> Exercise instructions
Your task is to output the listing word for word, with pictures excluded.

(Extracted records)
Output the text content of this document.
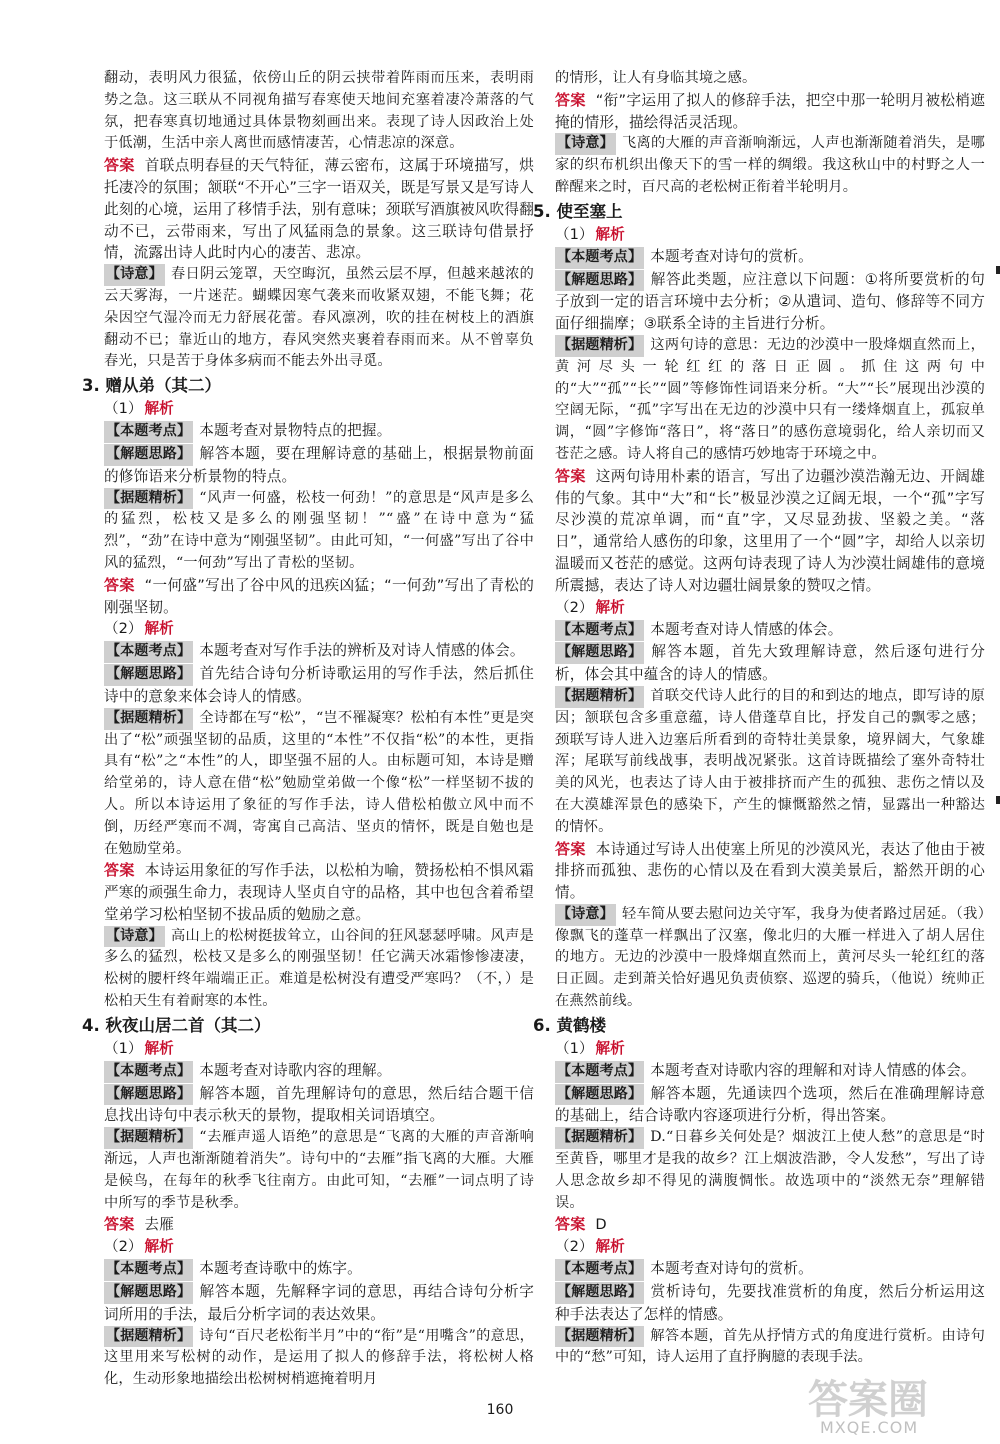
翻动，表明风力很猛，依傍山丘的阴云挟带着阵雨而压来，表明雨势之急。这三联从不同视角描写春寒使天地间充塞着凄冷萧落的气氛，把春寒真切地通过具体景物刻画出来。表现了诗人因政治上处于低潮，生活中亲人离世而感情凄苦，心情悲凉的深意。

答案 首联点明春昼的天气特征，薄云密布，这属于环境描写，烘托凄冷的氛围；颔联“不开心”三字一语双关，既是写景又是写诗人此刻的心境，运用了移情手法，别有意味；颈联写酒旗被风吹得翻动不已，云带雨来，写出了风猛雨急的景象。这三联诗句借景抒情，流露出诗人此时内心的凄苦、悲凉。

【诗意】 春日阴云笼罩，天空晦沉，虽然云层不厚，但越来越浓的云天雾海，一片迷茫。蝴蝶因寒气袭来而收紧双翅，不能飞舞；花朵因空气湿冷而无力舒展花蕾。春风凛冽，吹的挂在树枝上的酒旗翻动不已；靠近山的地方，春风突然夹裹着春雨而来。从不曾辜负春光，只是苦于身体多病而不能去外出寻觅。

3. 赠从弟（其二）
（1） 解析

【本题考点】 本题考查对景物特点的把握。

【解题思路】 解答本题，要在理解诗意的基础上，根据景物前面的修饰语来分析景物的特点。

【据题精析】 “风声一何盛，松枝一何劲！”的意思是“风声是多么的猛烈，松枝又是多么的刚强坚韧！”“盛”在诗中意为“猛烈”，“劲”在诗中意为“刚强坚韧”。由此可知，“一何盛”写出了谷中风的猛烈，“一何劲”写出了青松的坚韧。

答案 “一何盛”写出了谷中风的迅疾凶猛；“一何劲”写出了青松的刚强坚韧。

（2） 解析

【本题考点】 本题考查对写作手法的辨析及对诗人情感的体会。

【解题思路】 首先结合诗句分析诗歌运用的写作手法，然后抓住诗中的意象来体会诗人的情感。

【据题精析】 全诗都在写“松”，“岂不罹凝寒？松柏有本性”更是突出了“松”顽强坚韧的品质，这里的“本性”不仅指“松”的本性，更指具有“松”之“本性”的人，即坚强不屈的人。由标题可知，本诗是赠给堂弟的，诗人意在借“松”勉励堂弟做一个像“松”一样坚韧不拔的人。所以本诗运用了象征的写作手法，诗人借松柏傲立风中而不倒，历经严寒而不凋，寄寓自己高洁、坚贞的情怀，既是自勉也是在勉励堂弟。

答案 本诗运用象征的写作手法，以松柏为喻，赞扬松柏不惧风霜严寒的顽强生命力，表现诗人坚贞自守的品格，其中也包含着希望堂弟学习松柏坚韧不拔品质的勉励之意。

【诗意】 高山上的松树挺拔耸立，山谷间的狂风瑟瑟呼啸。风声是多么的猛烈，松枝又是多么的刚强坚韧！任它满天冰霜惨惨凄凄，松树的腰杆终年端端正正。难道是松树没有遭受严寒吗？（不，）是松柏天生有着耐寒的本性。

4. 秋夜山居二首（其二）
（1） 解析

【本题考点】 本题考查对诗歌内容的理解。

【解题思路】 解答本题，首先理解诗句的意思，然后结合题干信息找出诗句中表示秋天的景物，提取相关词语填空。

【据题精析】 “去雁声遥人语绝”的意思是“飞离的大雁的声音渐响渐远，人声也渐渐随着消失”。诗句中的“去雁”指飞离的大雁。大雁是候鸟，在每年的秋季飞往南方。由此可知，“去雁”一词点明了诗中所写的季节是秋季。

答案 去雁

（2） 解析

【本题考点】 本题考查诗歌中的炼字。

【解题思路】 解答本题，先解释字词的意思，再结合诗句分析字词所用的手法，最后分析字词的表达效果。

【据题精析】 诗句“百尺老松衔半月”中的“衔”是“用嘴含”的意思，这里用来写松树的动作，是运用了拟人的修辞手法，将松树人格化，生动形象地描绘出松树树梢遮掩着明月

的情形，让人有身临其境之感。

答案 “衔”字运用了拟人的修辞手法，把空中那一轮明月被松梢遮掩的情形，描绘得活灵活现。

【诗意】 飞离的大雁的声音渐响渐远，人声也渐渐随着消失，是哪家的织布机织出像天下的雪一样的绸缎。我这秋山中的村野之人一醉醒来之时，百尺高的老松树正衔着半轮明月。

5. 使至塞上
（1） 解析

【本题考点】 本题考查对诗句的赏析。

【解题思路】 解答此类题，应注意以下问题：①将所要赏析的句子放到一定的语言环境中去分析；②从遣词、造句、修辞等不同方面仔细揣摩；③联系全诗的主旨进行分析。

【据题精析】 这两句诗的意思：无边的沙漠中一股烽烟直然而上，黄河尽头一轮红红的落日正圆。抓住这两句中的“大”“孤”“长”“圆”等修饰性词语来分析。“大”“长”展现出沙漠的空阔无际，“孤”字写出在无边的沙漠中只有一缕烽烟直上，孤寂单调，“圆”字修饰“落日”，将“落日”的感伤意境弱化，给人亲切而又苍茫之感。诗人将自己的感情巧妙地寄于环境之中。

答案 这两句诗用朴素的语言，写出了边疆沙漠浩瀚无边、开阔雄伟的气象。其中“大”和“长”极显沙漠之辽阔无垠，一个“孤”字写尽沙漠的荒凉单调，而“直”字，又尽显劲拔、坚毅之美。“落日”，通常给人感伤的印象，这里用了一个“圆”字，却给人以亲切温暖而又苍茫的感觉。这两句诗表现了诗人为沙漠壮阔雄伟的意境所震撼，表达了诗人对边疆壮阔景象的赞叹之情。

（2） 解析

【本题考点】 本题考查对诗人情感的体会。

【解题思路】 解答本题，首先大致理解诗意，然后逐句进行分析，体会其中蕴含的诗人的情感。

【据题精析】 首联交代诗人此行的目的和到达的地点，即写诗的原因；颔联包含多重意蕴，诗人借蓬草自比，抒发自己的飘零之感；颈联写诗人进入边塞后所看到的奇特壮美景象，境界阔大，气象雄浑；尾联写前线战事，表明战况紧张。这首诗既描绘了塞外奇特壮美的风光，也表达了诗人由于被排挤而产生的孤独、悲伤之情以及在大漠雄浑景色的感染下，产生的慷慨豁然之情，显露出一种豁达的情怀。

答案 本诗通过写诗人出使塞上所见的沙漠风光，表达了他由于被排挤而孤独、悲伤的心情以及在看到大漠美景后，豁然开朗的心情。

【诗意】 轻车简从要去慰问边关守军，我身为使者路过居延。（我）像飘飞的蓬草一样飘出了汉塞，像北归的大雁一样进入了胡人居住的地方。无边的沙漠中一股烽烟直然而上，黄河尽头一轮红红的落日正圆。走到萧关恰好遇见负责侦察、巡逻的骑兵，（他说）统帅正在燕然前线。

6. 黄鹤楼
（1） 解析

【本题考点】 本题考查对诗歌内容的理解和对诗人情感的体会。

【解题思路】 解答本题，先通读四个选项，然后在准确理解诗意的基础上，结合诗歌内容逐项进行分析，得出答案。

【据题精析】 D.“日暮乡关何处是？烟波江上使人愁”的意思是“时至黄昏，哪里才是我的故乡？江上烟波浩渺，令人发愁”，写出了诗人思念故乡却不得见的满腹惆怅。故选项中的“淡然无奈”理解错误。

答案 D

（2） 解析

【本题考点】 本题考查对诗句的赏析。

【解题思路】 赏析诗句，先要找准赏析的角度，然后分析运用这种手法表达了怎样的情感。

【据题精析】 解答本题，首先从抒情方式的角度进行赏析。由诗句中的“愁”可知，诗人运用了直抒胸臆的表现手法。

160	答案圈
MXQE.COM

> Task response
Output the text content of this document.
翻动，表明风力很猛，依傍山丘的阴云挟带着阵雨而压来，表明雨势之急。这三联从不同视角描写春寒使天地间充塞着凄冷萧落的气氛，把春寒真切地通过具体景物刻画出来。表现了诗人因政治上处于低潮，生活中亲人离世而感情凄苦，心情悲凉的深意。

答案 首联点明春昼的天气特征，薄云密布，这属于环境描写，烘托凄冷的氛围；颔联“不开心”三字一语双关，既是写景又是写诗人此刻的心境，运用了移情手法，别有意味；颈联写酒旗被风吹得翻动不已，云带雨来，写出了风猛雨急的景象。这三联诗句借景抒情，流露出诗人此时内心的凄苦、悲凉。

【诗意】 春日阴云笼罩，天空晦沉，虽然云层不厚，但越来越浓的云天雾海，一片迷茫。蝴蝶因寒气袭来而收紧双翅，不能飞舞；花朵因空气湿冷而无力舒展花蕾。春风凛冽，吹的挂在树枝上的酒旗翻动不已；靠近山的地方，春风突然夹裹着春雨而来。从不曾辜负春光，只是苦于身体多病而不能去外出寻觅。

3. 赠从弟（其二）
（1） 解析

【本题考点】 本题考查对景物特点的把握。

【解题思路】 解答本题，要在理解诗意的基础上，根据景物前面的修饰语来分析景物的特点。

【据题精析】 “风声一何盛，松枝一何劲！”的意思是“风声是多么的猛烈，松枝又是多么的刚强坚韧！”“盛”在诗中意为“猛烈”，“劲”在诗中意为“刚强坚韧”。由此可知，“一何盛”写出了谷中风的猛烈，“一何劲”写出了青松的坚韧。

答案 “一何盛”写出了谷中风的迅疾凶猛；“一何劲”写出了青松的刚强坚韧。

（2） 解析

【本题考点】 本题考查对写作手法的辨析及对诗人情感的体会。

【解题思路】 首先结合诗句分析诗歌运用的写作手法，然后抓住诗中的意象来体会诗人的情感。

【据题精析】 全诗都在写“松”，“岂不罹凝寒？松柏有本性”更是突出了“松”顽强坚韧的品质，这里的“本性”不仅指“松”的本性，更指具有“松”之“本性”的人，即坚强不屈的人。由标题可知，本诗是赠给堂弟的，诗人意在借“松”勉励堂弟做一个像“松”一样坚韧不拔的人。所以本诗运用了象征的写作手法，诗人借松柏傲立风中而不倒，历经严寒而不凋，寄寓自己高洁、坚贞的情怀，既是自勉也是在勉励堂弟。

答案 本诗运用象征的写作手法，以松柏为喻，赞扬松柏不惧风霜严寒的顽强生命力，表现诗人坚贞自守的品格，其中也包含着希望堂弟学习松柏坚韧不拔品质的勉励之意。

【诗意】 高山上的松树挺拔耸立，山谷间的狂风瑟瑟呼啸。风声是多么的猛烈，松枝又是多么的刚强坚韧！任它满天冰霜惨惨凄凄，松树的腰杆终年端端正正。难道是松树没有遭受严寒吗？（不，）是松柏天生有着耐寒的本性。

4. 秋夜山居二首（其二）
（1） 解析

【本题考点】 本题考查对诗歌内容的理解。

【解题思路】 解答本题，首先理解诗句的意思，然后结合题干信息找出诗句中表示秋天的景物，提取相关词语填空。

【据题精析】 “去雁声遥人语绝”的意思是“飞离的大雁的声音渐响渐远，人声也渐渐随着消失”。诗句中的“去雁”指飞离的大雁。大雁是候鸟，在每年的秋季飞往南方。由此可知，“去雁”一词点明了诗中所写的季节是秋季。

答案 去雁

（2） 解析

【本题考点】 本题考查诗歌中的炼字。

【解题思路】 解答本题，先解释字词的意思，再结合诗句分析字词所用的手法，最后分析字词的表达效果。

【据题精析】 诗句“百尺老松衔半月”中的“衔”是“用嘴含”的意思，这里用来写松树的动作，是运用了拟人的修辞手法，将松树人格化，生动形象地描绘出松树树梢遮掩着明月

的情形，让人有身临其境之感。

答案 “衔”字运用了拟人的修辞手法，把空中那一轮明月被松梢遮掩的情形，描绘得活灵活现。

【诗意】 飞离的大雁的声音渐响渐远，人声也渐渐随着消失，是哪家的织布机织出像天下的雪一样的绸缎。我这秋山中的村野之人一醉醒来之时，百尺高的老松树正衔着半轮明月。

5. 使至塞上
（1） 解析

【本题考点】 本题考查对诗句的赏析。

【解题思路】 解答此类题，应注意以下问题：①将所要赏析的句子放到一定的语言环境中去分析；②从遣词、造句、修辞等不同方面仔细揣摩；③联系全诗的主旨进行分析。

【据题精析】 这两句诗的意思：无边的沙漠中一股烽烟直然而上，黄河尽头一轮红红的落日正圆。抓住这两句中的“大”“孤”“长”“圆”等修饰性词语来分析。“大”“长”展现出沙漠的空阔无际，“孤”字写出在无边的沙漠中只有一缕烽烟直上，孤寂单调，“圆”字修饰“落日”，将“落日”的感伤意境弱化，给人亲切而又苍茫之感。诗人将自己的感情巧妙地寄于环境之中。

答案 这两句诗用朴素的语言，写出了边疆沙漠浩瀚无边、开阔雄伟的气象。其中“大”和“长”极显沙漠之辽阔无垠，一个“孤”字写尽沙漠的荒凉单调，而“直”字，又尽显劲拔、坚毅之美。“落日”，通常给人感伤的印象，这里用了一个“圆”字，却给人以亲切温暖而又苍茫的感觉。这两句诗表现了诗人为沙漠壮阔雄伟的意境所震撼，表达了诗人对边疆壮阔景象的赞叹之情。

（2） 解析

【本题考点】 本题考查对诗人情感的体会。

【解题思路】 解答本题，首先大致理解诗意，然后逐句进行分析，体会其中蕴含的诗人的情感。

【据题精析】 首联交代诗人此行的目的和到达的地点，即写诗的原因；颔联包含多重意蕴，诗人借蓬草自比，抒发自己的飘零之感；颈联写诗人进入边塞后所看到的奇特壮美景象，境界阔大，气象雄浑；尾联写前线战事，表明战况紧张。这首诗既描绘了塞外奇特壮美的风光，也表达了诗人由于被排挤而产生的孤独、悲伤之情以及在大漠雄浑景色的感染下，产生的慷慨豁然之情，显露出一种豁达的情怀。

答案 本诗通过写诗人出使塞上所见的沙漠风光，表达了他由于被排挤而孤独、悲伤的心情以及在看到大漠美景后，豁然开朗的心情。

【诗意】 轻车简从要去慰问边关守军，我身为使者路过居延。（我）像飘飞的蓬草一样飘出了汉塞，像北归的大雁一样进入了胡人居住的地方。无边的沙漠中一股烽烟直然而上，黄河尽头一轮红红的落日正圆。走到萧关恰好遇见负责侦察、巡逻的骑兵，（他说）统帅正在燕然前线。

6. 黄鹤楼
（1） 解析

【本题考点】 本题考查对诗歌内容的理解和对诗人情感的体会。

【解题思路】 解答本题，先通读四个选项，然后在准确理解诗意的基础上，结合诗歌内容逐项进行分析，得出答案。

【据题精析】 D.“日暮乡关何处是？烟波江上使人愁”的意思是“时至黄昏，哪里才是我的故乡？江上烟波浩渺，令人发愁”，写出了诗人思念故乡却不得见的满腹惆怅。故选项中的“淡然无奈”理解错误。

答案 D

（2） 解析

【本题考点】 本题考查对诗句的赏析。

【解题思路】 赏析诗句，先要找准赏析的角度，然后分析运用这种手法表达了怎样的情感。

【据题精析】 解答本题，首先从抒情方式的角度进行赏析。由诗句中的“愁”可知，诗人运用了直抒胸臆的表现手法。

160	答案圈
MXQE.COM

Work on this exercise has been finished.